──────── DATA LINES
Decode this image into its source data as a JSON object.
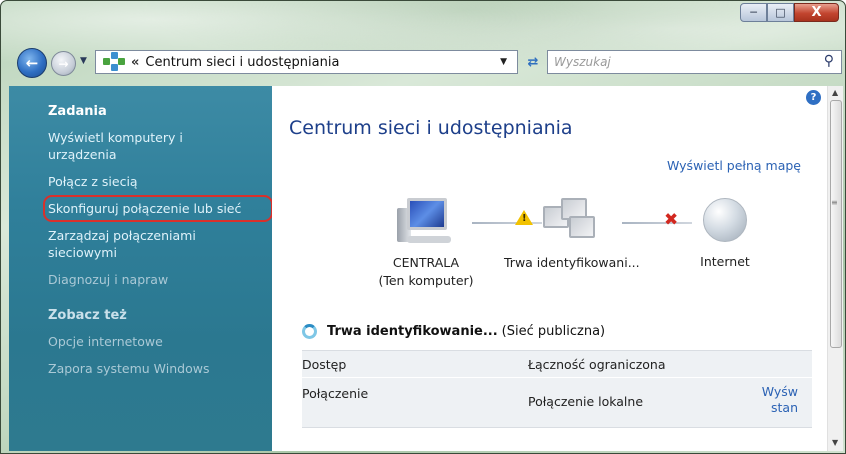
{
  "window": {
    "minimize_icon": "minimize-icon",
    "maximize_icon": "maximize-icon",
    "close_glyph": "X"
  },
  "nav": {
    "back_icon": "back-arrow-icon",
    "forward_icon": "forward-arrow-icon",
    "address_crumb": "«",
    "address_text": "Centrum sieci i udostępniania",
    "search_placeholder": "Wyszukaj"
  },
  "sidebar": {
    "tasks_heading": "Zadania",
    "tasks": [
      {
        "label": "Wyświetl komputery i urządzenia"
      },
      {
        "label": "Połącz z siecią"
      },
      {
        "label": "Skonfiguruj połączenie lub sieć"
      },
      {
        "label": "Zarządzaj połączeniami sieciowymi"
      },
      {
        "label": "Diagnozuj i napraw"
      }
    ],
    "see_also_heading": "Zobacz też",
    "see_also": [
      {
        "label": "Opcje internetowe"
      },
      {
        "label": "Zapora systemu Windows"
      }
    ]
  },
  "main": {
    "title": "Centrum sieci i udostępniania",
    "map_link": "Wyświetl pełną mapę",
    "nodes": {
      "computer_name": "CENTRALA",
      "computer_sub": "(Ten komputer)",
      "network_name": "Trwa identyfikowani...",
      "internet_name": "Internet"
    },
    "status": {
      "name": "Trwa identyfikowanie...",
      "type": "(Sieć publiczna)"
    },
    "table": {
      "access_label": "Dostęp",
      "access_value": "Łączność ograniczona",
      "connection_label": "Połączenie",
      "connection_value": "Połączenie lokalne",
      "view_status_line1": "Wyśw",
      "view_status_line2": "stan"
    }
  }
}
────────────────
# EXERCISE AIM:
Transcribe the full listing character for character. Pictures are excluded.

# SOLUTION:
Decode this image into its source data as a JSON object.
{
  "window": {
    "minimize_icon": "minimize-icon",
    "maximize_icon": "maximize-icon",
    "close_glyph": "X"
  },
  "nav": {
    "back_icon": "back-arrow-icon",
    "forward_icon": "forward-arrow-icon",
    "address_crumb": "«",
    "address_text": "Centrum sieci i udostępniania",
    "search_placeholder": "Wyszukaj"
  },
  "sidebar": {
    "tasks_heading": "Zadania",
    "tasks": [
      {
        "label": "Wyświetl komputery i urządzenia"
      },
      {
        "label": "Połącz z siecią"
      },
      {
        "label": "Skonfiguruj połączenie lub sieć"
      },
      {
        "label": "Zarządzaj połączeniami sieciowymi"
      },
      {
        "label": "Diagnozuj i napraw"
      }
    ],
    "see_also_heading": "Zobacz też",
    "see_also": [
      {
        "label": "Opcje internetowe"
      },
      {
        "label": "Zapora systemu Windows"
      }
    ]
  },
  "main": {
    "title": "Centrum sieci i udostępniania",
    "map_link": "Wyświetl pełną mapę",
    "nodes": {
      "computer_name": "CENTRALA",
      "computer_sub": "(Ten komputer)",
      "network_name": "Trwa identyfikowani...",
      "internet_name": "Internet"
    },
    "status": {
      "name": "Trwa identyfikowanie...",
      "type": "(Sieć publiczna)"
    },
    "table": {
      "access_label": "Dostęp",
      "access_value": "Łączność ograniczona",
      "connection_label": "Połączenie",
      "connection_value": "Połączenie lokalne",
      "view_status_line1": "Wyśw",
      "view_status_line2": "stan"
    }
  }
}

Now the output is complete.